What needs to be done
The data below needs to be returned exactly, line for line.

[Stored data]
* * *

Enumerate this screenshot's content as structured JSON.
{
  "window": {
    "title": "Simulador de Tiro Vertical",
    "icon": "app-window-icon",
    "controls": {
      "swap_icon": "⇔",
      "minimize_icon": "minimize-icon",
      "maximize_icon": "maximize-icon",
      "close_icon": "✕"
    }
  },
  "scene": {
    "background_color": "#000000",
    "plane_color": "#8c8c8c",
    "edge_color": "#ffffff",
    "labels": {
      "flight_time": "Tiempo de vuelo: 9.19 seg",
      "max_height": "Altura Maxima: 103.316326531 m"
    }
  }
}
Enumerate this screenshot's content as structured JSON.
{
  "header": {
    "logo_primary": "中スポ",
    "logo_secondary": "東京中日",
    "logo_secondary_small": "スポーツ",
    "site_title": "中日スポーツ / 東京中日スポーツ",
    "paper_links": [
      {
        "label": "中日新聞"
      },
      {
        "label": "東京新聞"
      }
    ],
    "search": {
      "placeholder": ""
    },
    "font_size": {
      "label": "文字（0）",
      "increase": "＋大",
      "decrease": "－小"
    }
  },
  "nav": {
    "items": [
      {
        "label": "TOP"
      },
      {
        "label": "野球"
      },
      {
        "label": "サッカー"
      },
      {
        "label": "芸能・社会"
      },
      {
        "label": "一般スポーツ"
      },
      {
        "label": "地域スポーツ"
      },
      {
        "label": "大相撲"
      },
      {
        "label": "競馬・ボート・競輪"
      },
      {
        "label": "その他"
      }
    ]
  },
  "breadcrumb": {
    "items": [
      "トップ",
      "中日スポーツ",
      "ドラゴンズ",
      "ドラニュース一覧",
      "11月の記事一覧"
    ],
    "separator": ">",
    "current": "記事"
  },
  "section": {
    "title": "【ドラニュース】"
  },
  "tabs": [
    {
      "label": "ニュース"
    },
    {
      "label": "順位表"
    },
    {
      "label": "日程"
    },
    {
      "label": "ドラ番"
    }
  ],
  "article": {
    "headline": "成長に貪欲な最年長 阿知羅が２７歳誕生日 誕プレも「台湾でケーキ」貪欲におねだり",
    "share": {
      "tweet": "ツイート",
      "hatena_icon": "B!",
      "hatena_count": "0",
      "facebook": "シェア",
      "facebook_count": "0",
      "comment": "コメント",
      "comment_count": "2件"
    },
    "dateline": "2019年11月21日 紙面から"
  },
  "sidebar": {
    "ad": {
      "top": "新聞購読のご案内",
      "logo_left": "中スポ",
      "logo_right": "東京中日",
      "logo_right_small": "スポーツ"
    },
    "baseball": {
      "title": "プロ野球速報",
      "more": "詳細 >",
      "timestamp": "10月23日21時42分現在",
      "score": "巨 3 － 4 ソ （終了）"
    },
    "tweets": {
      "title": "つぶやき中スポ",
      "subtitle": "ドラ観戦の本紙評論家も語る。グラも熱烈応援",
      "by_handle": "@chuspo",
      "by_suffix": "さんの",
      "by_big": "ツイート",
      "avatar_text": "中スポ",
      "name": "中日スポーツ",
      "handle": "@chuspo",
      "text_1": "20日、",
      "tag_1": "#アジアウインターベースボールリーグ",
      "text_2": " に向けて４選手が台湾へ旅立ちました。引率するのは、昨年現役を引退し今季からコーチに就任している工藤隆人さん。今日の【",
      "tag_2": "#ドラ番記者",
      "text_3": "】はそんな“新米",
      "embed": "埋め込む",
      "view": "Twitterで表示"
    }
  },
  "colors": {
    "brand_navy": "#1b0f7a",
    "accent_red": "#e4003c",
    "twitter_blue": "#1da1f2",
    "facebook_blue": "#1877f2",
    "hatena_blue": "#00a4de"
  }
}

* * *

In response
Enumerate this screenshot's content as structured JSON.
{
  "window": {
    "title": "Simulador de Tiro Vertical",
    "icon": "app-window-icon",
    "controls": {
      "swap_icon": "⇔",
      "minimize_icon": "minimize-icon",
      "maximize_icon": "maximize-icon",
      "close_icon": "✕"
    }
  },
  "scene": {
    "background_color": "#000000",
    "plane_color": "#8c8c8c",
    "edge_color": "#ffffff",
    "labels": {
      "flight_time": "Tiempo de vuelo: 9.19 seg",
      "max_height": "Altura Maxima: 103.316326531 m"
    }
  }
}
Enumerate this screenshot's content as structured JSON.
{
  "header": {
    "logo_primary": "中スポ",
    "logo_secondary": "東京中日",
    "logo_secondary_small": "スポーツ",
    "site_title": "中日スポーツ / 東京中日スポーツ",
    "paper_links": [
      {
        "label": "中日新聞"
      },
      {
        "label": "東京新聞"
      }
    ],
    "search": {
      "placeholder": ""
    },
    "font_size": {
      "label": "文字（0）",
      "increase": "＋大",
      "decrease": "－小"
    }
  },
  "nav": {
    "items": [
      {
        "label": "TOP"
      },
      {
        "label": "野球"
      },
      {
        "label": "サッカー"
      },
      {
        "label": "芸能・社会"
      },
      {
        "label": "一般スポーツ"
      },
      {
        "label": "地域スポーツ"
      },
      {
        "label": "大相撲"
      },
      {
        "label": "競馬・ボート・競輪"
      },
      {
        "label": "その他"
      }
    ]
  },
  "breadcrumb": {
    "items": [
      "トップ",
      "中日スポーツ",
      "ドラゴンズ",
      "ドラニュース一覧",
      "11月の記事一覧"
    ],
    "separator": ">",
    "current": "記事"
  },
  "section": {
    "title": "【ドラニュース】"
  },
  "tabs": [
    {
      "label": "ニュース"
    },
    {
      "label": "順位表"
    },
    {
      "label": "日程"
    },
    {
      "label": "ドラ番"
    }
  ],
  "article": {
    "headline": "成長に貪欲な最年長 阿知羅が２７歳誕生日 誕プレも「台湾でケーキ」貪欲におねだり",
    "share": {
      "tweet": "ツイート",
      "hatena_icon": "B!",
      "hatena_count": "0",
      "facebook": "シェア",
      "facebook_count": "0",
      "comment": "コメント",
      "comment_count": "2件"
    },
    "dateline": "2019年11月21日 紙面から"
  },
  "sidebar": {
    "ad": {
      "top": "新聞購読のご案内",
      "logo_left": "中スポ",
      "logo_right": "東京中日",
      "logo_right_small": "スポーツ"
    },
    "baseball": {
      "title": "プロ野球速報",
      "more": "詳細 >",
      "timestamp": "10月23日21時42分現在",
      "score": "巨 3 － 4 ソ （終了）"
    },
    "tweets": {
      "title": "つぶやき中スポ",
      "subtitle": "ドラ観戦の本紙評論家も語る。グラも熱烈応援",
      "by_handle": "@chuspo",
      "by_suffix": "さんの",
      "by_big": "ツイート",
      "avatar_text": "中スポ",
      "name": "中日スポーツ",
      "handle": "@chuspo",
      "text_1": "20日、",
      "tag_1": "#アジアウインターベースボールリーグ",
      "text_2": " に向けて４選手が台湾へ旅立ちました。引率するのは、昨年現役を引退し今季からコーチに就任している工藤隆人さん。今日の【",
      "tag_2": "#ドラ番記者",
      "text_3": "】はそんな“新米",
      "embed": "埋め込む",
      "view": "Twitterで表示"
    }
  },
  "colors": {
    "brand_navy": "#1b0f7a",
    "accent_red": "#e4003c",
    "twitter_blue": "#1da1f2",
    "facebook_blue": "#1877f2",
    "hatena_blue": "#00a4de"
  }
}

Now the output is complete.